REQUEST:
Check every line below for the string "title", and copy the lines that contain it.

(Records about charts and figures)
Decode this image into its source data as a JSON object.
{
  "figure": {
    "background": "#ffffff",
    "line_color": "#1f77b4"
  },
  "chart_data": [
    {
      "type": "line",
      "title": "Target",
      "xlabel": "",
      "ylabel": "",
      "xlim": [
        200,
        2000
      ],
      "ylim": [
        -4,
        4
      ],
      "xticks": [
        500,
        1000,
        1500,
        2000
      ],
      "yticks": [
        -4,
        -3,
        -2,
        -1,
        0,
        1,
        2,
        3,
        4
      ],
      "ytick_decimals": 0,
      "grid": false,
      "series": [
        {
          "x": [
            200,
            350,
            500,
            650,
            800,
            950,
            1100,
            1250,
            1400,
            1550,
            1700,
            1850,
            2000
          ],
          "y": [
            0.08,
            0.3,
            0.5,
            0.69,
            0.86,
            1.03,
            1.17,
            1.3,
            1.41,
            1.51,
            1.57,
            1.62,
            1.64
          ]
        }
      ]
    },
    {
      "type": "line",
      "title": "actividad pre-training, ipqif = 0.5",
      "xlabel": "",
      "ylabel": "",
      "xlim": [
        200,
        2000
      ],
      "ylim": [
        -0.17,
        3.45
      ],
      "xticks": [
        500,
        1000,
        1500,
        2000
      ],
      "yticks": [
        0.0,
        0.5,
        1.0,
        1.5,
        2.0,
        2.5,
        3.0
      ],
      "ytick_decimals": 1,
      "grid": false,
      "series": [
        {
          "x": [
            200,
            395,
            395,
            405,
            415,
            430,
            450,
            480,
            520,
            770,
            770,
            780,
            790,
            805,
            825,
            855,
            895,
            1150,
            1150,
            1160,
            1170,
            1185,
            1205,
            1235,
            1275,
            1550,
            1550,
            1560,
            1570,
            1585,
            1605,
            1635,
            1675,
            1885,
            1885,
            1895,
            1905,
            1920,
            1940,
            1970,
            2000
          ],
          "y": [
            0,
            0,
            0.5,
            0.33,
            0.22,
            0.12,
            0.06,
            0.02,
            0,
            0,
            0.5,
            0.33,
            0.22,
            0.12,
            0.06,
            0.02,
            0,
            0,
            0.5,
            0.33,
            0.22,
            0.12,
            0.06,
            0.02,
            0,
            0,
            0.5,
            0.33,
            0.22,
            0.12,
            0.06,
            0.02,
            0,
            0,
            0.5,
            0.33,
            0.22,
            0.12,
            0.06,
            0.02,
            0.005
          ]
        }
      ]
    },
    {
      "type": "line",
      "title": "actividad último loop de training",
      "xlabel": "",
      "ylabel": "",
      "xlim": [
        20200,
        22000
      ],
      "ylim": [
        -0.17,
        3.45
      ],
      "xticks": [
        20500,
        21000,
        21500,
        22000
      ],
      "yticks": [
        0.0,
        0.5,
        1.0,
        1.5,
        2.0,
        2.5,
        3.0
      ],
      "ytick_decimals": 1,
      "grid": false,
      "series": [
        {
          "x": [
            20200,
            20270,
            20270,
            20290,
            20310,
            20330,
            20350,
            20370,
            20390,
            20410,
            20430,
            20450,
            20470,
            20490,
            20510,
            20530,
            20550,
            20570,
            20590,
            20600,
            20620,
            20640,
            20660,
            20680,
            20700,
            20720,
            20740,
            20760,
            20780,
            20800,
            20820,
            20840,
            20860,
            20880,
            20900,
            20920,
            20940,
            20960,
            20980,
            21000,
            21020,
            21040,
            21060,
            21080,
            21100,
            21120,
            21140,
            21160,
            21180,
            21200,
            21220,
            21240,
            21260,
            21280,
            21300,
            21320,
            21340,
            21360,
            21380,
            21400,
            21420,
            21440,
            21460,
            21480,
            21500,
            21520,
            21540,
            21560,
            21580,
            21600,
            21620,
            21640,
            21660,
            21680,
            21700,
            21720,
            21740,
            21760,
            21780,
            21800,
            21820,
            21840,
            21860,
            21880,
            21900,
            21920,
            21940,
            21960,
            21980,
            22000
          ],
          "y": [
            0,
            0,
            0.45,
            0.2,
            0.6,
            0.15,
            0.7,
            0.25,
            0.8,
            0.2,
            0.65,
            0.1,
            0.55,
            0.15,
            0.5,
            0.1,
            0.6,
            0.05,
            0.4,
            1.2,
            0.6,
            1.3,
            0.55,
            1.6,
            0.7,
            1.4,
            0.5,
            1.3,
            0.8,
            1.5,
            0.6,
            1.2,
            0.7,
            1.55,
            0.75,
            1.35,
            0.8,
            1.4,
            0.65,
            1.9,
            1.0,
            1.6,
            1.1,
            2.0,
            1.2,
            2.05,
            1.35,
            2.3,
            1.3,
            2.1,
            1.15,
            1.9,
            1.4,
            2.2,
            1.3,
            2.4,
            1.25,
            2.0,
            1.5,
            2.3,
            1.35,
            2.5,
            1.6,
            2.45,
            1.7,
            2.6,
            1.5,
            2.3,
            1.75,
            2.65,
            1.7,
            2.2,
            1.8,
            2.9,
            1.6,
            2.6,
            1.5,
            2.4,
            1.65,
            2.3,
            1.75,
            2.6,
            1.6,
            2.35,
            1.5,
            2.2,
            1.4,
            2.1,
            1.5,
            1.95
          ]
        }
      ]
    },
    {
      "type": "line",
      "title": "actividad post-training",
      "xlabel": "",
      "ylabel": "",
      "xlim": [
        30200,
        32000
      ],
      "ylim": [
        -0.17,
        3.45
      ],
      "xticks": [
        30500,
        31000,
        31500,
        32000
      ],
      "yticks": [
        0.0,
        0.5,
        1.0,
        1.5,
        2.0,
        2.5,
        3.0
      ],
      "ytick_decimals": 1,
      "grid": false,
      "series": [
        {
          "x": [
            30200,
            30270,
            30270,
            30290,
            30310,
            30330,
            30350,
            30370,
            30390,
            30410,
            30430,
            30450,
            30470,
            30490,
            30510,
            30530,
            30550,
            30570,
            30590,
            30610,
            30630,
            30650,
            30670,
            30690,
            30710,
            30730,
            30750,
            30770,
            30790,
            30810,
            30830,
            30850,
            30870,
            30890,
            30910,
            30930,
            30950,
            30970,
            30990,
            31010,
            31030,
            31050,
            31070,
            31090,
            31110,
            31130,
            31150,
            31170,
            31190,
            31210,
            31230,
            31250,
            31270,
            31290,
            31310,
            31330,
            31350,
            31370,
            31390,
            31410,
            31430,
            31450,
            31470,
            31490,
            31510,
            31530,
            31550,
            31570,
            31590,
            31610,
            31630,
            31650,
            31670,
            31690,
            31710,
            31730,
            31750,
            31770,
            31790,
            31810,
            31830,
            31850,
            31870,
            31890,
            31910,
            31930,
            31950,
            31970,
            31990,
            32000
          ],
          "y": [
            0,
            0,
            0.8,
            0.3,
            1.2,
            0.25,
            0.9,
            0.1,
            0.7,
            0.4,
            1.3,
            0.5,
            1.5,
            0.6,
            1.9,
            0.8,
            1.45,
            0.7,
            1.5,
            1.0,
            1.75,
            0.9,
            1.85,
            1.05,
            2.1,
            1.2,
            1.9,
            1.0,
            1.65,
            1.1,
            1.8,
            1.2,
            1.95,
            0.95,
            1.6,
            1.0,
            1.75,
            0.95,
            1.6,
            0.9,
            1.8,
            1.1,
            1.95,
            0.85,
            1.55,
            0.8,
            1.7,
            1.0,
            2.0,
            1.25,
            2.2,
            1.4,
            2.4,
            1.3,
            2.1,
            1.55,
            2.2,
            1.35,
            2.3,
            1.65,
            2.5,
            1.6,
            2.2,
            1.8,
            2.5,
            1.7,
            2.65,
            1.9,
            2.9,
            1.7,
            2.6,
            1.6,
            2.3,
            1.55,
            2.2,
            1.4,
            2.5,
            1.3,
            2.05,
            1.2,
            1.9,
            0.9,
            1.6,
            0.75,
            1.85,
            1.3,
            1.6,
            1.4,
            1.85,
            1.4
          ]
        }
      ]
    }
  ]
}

THE RESULT:
      "title": "Target",
      "title": "actividad pre-training, ipqif = 0.5",
      "title": "actividad último loop de training",
      "title": "actividad post-training",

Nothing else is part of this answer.